What is expected » Examine the records and identify each line that includes the string "MERRA". Copy those lines.

Data extract »
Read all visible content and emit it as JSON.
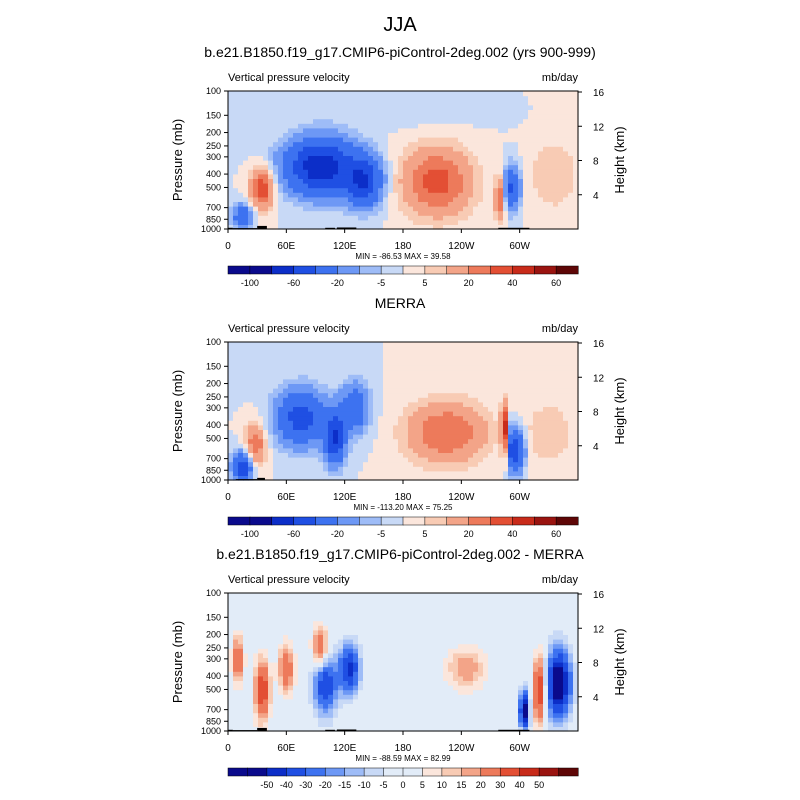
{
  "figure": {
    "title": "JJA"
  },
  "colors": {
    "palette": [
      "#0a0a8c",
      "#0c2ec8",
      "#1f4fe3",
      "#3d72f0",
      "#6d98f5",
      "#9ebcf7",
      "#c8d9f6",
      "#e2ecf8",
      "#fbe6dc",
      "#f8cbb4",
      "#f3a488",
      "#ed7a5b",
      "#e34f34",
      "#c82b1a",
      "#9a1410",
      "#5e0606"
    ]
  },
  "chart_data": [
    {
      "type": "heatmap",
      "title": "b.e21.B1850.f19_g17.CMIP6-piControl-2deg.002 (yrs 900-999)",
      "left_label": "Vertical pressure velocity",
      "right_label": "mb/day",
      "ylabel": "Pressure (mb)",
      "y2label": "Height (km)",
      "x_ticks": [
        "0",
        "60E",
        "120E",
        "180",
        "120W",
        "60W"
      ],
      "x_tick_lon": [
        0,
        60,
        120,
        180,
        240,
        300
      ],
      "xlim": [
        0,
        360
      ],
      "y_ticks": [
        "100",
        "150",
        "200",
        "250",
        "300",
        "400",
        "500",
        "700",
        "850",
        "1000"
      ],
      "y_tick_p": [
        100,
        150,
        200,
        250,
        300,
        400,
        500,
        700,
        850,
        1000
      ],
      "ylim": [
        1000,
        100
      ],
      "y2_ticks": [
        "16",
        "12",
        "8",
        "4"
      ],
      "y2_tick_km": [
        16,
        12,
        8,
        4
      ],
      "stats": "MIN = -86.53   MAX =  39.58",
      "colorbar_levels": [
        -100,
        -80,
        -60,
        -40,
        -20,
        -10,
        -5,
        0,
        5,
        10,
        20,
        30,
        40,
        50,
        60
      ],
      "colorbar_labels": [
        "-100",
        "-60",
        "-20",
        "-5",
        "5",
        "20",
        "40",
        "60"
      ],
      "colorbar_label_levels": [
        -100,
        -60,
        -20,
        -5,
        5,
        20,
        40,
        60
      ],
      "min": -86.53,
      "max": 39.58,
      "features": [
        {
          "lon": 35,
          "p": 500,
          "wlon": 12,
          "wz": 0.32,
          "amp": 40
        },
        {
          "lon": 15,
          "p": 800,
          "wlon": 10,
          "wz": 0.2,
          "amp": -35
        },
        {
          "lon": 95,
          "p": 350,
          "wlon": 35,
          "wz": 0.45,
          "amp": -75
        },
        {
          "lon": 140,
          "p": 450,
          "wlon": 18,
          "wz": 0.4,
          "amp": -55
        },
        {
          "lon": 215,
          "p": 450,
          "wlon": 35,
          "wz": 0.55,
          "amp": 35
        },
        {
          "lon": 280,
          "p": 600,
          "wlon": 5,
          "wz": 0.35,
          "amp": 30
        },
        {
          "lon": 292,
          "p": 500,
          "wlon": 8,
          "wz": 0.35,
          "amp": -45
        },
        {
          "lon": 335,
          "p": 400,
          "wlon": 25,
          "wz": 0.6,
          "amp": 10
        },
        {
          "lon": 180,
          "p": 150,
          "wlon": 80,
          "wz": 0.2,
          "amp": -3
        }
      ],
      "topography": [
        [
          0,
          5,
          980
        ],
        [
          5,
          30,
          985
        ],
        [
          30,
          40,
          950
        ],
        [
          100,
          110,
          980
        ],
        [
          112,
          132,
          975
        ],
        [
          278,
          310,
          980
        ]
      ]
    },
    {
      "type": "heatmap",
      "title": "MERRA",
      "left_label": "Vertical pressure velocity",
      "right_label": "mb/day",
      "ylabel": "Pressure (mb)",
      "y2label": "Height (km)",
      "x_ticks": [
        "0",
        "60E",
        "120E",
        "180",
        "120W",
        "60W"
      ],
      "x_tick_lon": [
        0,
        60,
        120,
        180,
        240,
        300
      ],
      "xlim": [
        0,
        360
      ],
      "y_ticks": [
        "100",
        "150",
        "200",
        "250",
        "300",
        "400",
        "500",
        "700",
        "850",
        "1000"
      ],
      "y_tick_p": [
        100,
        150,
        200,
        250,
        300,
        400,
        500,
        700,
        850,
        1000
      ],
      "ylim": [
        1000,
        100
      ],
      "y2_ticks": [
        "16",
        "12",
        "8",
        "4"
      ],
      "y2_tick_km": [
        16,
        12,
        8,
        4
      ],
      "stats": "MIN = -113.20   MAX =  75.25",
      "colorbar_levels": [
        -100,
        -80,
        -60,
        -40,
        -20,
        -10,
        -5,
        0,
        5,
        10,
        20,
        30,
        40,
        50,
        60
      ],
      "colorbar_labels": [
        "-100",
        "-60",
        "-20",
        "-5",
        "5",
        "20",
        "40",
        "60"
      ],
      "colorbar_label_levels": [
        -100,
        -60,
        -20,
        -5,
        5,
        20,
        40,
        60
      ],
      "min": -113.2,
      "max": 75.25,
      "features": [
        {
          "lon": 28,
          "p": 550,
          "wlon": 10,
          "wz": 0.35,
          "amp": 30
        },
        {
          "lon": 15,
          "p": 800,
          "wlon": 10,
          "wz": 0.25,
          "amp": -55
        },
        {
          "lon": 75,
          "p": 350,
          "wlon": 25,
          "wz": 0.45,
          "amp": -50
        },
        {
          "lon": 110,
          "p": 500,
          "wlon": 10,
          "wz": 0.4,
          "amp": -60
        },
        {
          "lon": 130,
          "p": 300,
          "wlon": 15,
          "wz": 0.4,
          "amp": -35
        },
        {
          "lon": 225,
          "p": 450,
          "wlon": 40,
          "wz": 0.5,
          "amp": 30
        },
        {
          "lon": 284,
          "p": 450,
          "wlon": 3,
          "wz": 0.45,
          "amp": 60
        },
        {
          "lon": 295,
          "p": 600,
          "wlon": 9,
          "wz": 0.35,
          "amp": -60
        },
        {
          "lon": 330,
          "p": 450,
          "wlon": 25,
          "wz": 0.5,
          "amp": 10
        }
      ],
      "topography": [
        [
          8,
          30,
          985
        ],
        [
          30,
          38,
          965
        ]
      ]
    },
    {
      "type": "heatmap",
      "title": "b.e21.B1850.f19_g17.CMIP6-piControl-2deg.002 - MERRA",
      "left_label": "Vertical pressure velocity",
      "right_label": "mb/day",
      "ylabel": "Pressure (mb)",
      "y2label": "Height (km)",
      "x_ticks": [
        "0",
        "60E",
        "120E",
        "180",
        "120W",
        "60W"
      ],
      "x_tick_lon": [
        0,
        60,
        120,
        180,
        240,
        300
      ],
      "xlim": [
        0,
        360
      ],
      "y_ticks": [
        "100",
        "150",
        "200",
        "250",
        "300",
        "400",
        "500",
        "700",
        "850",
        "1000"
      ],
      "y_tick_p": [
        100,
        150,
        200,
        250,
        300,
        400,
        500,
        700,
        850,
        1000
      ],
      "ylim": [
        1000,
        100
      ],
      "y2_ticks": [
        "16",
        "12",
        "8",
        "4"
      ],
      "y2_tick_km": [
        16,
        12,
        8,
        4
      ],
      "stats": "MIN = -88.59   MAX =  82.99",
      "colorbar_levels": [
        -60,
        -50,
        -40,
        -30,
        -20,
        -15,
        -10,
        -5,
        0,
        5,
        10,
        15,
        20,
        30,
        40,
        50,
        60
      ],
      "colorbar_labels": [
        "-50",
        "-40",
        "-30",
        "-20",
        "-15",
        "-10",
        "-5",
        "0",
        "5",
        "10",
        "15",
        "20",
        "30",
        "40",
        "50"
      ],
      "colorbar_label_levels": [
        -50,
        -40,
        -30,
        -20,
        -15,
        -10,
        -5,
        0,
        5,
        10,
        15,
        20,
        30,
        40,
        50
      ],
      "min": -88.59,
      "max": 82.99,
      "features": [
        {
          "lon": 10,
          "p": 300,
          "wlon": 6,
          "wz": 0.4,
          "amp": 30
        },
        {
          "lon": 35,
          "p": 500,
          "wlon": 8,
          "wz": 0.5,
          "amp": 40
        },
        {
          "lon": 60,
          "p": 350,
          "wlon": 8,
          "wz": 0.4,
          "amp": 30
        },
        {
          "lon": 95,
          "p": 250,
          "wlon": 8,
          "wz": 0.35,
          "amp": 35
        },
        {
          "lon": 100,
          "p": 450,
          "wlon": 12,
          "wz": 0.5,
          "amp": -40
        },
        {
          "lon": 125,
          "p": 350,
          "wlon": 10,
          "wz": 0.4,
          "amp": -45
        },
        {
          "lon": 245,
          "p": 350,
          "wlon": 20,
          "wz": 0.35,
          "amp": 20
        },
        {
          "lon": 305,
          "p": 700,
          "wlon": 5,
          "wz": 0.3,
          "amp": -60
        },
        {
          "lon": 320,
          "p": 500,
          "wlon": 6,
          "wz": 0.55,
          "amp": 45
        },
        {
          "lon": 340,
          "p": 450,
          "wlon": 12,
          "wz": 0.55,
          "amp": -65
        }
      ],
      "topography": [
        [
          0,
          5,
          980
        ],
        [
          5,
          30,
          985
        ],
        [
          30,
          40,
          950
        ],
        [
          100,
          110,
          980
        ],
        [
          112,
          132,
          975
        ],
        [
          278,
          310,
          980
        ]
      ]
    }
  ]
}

---

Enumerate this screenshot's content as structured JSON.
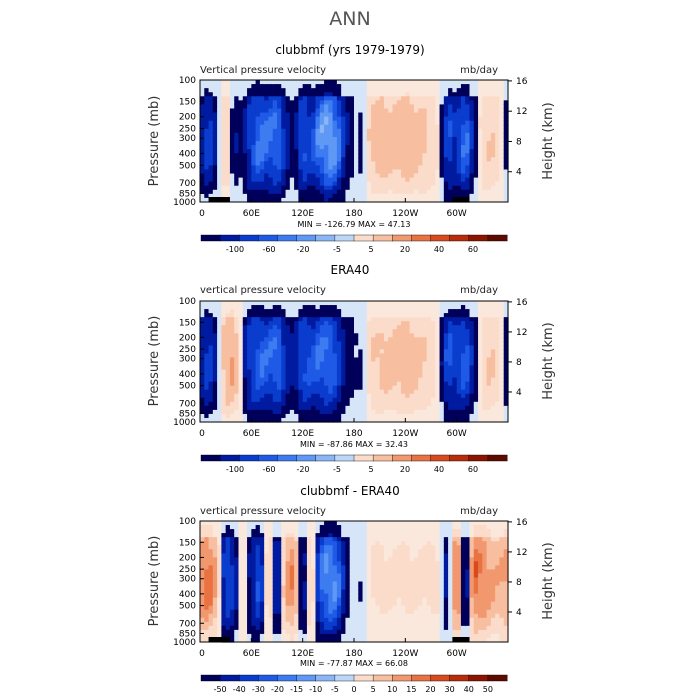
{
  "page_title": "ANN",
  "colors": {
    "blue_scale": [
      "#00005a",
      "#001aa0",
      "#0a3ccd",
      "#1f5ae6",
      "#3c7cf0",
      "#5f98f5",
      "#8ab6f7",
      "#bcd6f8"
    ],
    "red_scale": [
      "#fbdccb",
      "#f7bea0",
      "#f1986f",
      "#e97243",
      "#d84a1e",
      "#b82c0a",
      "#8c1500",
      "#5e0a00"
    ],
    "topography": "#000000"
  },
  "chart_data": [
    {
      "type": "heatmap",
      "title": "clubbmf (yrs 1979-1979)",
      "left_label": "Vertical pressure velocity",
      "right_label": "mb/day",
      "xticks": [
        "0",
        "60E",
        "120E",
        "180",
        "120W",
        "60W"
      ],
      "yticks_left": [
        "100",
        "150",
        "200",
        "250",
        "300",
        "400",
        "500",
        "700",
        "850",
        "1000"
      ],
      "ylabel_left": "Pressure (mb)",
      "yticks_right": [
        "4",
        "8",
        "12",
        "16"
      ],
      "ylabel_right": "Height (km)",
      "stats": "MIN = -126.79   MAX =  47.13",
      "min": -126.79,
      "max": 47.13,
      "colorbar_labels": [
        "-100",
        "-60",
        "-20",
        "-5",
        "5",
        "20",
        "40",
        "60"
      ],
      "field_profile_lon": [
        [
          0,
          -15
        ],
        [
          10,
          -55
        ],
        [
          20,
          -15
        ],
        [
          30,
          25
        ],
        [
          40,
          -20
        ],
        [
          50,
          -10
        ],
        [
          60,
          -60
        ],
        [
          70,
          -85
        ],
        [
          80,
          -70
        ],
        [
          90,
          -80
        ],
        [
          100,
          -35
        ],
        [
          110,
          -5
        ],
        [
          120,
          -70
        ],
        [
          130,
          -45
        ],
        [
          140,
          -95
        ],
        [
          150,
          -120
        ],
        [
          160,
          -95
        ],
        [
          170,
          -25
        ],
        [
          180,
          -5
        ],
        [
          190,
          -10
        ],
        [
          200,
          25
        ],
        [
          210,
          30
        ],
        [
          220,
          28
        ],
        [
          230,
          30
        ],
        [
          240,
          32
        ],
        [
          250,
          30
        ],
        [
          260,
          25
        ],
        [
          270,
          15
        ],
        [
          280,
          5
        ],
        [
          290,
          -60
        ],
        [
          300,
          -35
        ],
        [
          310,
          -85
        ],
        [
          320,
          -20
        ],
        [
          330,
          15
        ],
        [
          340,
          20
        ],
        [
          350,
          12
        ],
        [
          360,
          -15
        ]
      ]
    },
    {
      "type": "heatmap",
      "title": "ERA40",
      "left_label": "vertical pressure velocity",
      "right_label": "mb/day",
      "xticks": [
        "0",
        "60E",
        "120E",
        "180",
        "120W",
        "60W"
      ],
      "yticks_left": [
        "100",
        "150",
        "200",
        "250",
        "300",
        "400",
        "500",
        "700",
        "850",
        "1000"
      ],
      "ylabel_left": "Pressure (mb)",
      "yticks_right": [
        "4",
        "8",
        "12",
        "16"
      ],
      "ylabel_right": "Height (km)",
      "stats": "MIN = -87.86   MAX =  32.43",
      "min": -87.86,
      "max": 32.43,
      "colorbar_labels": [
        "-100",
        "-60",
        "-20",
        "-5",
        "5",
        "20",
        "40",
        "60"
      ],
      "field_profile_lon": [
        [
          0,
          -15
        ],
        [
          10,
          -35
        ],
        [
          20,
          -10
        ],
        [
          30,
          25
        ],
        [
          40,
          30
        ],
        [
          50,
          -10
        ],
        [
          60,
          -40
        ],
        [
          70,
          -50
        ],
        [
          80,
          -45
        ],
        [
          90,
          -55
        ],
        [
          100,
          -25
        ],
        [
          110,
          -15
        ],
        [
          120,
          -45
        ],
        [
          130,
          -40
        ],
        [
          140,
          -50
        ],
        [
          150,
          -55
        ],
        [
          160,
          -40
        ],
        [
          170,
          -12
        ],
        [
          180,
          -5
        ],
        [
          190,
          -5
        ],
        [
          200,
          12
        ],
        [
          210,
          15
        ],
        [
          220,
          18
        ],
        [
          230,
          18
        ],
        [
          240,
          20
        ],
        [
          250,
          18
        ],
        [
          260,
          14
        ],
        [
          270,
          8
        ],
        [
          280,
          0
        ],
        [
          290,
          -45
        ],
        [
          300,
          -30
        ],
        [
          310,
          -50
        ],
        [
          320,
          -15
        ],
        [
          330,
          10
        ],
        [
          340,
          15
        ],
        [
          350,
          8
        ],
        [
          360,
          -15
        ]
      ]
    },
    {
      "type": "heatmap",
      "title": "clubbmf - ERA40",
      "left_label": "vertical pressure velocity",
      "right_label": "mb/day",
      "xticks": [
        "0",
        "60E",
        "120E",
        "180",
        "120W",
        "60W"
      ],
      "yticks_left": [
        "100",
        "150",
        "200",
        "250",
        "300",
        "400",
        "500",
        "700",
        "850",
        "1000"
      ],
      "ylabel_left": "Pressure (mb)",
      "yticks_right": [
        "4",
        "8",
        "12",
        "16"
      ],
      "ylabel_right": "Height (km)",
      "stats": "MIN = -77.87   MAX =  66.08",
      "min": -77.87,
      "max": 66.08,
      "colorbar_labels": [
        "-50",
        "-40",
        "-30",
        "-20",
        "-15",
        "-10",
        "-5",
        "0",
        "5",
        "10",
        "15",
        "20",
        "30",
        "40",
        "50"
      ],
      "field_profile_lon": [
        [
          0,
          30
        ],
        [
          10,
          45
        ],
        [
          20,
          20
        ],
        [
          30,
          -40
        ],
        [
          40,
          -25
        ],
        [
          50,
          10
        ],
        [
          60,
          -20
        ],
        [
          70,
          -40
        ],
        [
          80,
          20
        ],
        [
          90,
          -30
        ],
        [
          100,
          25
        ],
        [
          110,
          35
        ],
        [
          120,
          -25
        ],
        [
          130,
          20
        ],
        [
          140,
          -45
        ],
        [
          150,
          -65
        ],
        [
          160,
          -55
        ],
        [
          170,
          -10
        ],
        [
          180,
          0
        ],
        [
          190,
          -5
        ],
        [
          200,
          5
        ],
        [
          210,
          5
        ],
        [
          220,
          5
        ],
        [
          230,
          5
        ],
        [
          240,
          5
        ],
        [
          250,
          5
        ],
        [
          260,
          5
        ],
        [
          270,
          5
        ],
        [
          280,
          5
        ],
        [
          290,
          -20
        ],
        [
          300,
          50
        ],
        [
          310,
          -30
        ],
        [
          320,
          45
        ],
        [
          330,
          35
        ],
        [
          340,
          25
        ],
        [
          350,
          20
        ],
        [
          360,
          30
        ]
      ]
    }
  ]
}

Output below »
      "title": "MERRA",
      "title": "b.e21.B1850.f19_g17.CMIP6-piControl-2deg.002 - MERRA",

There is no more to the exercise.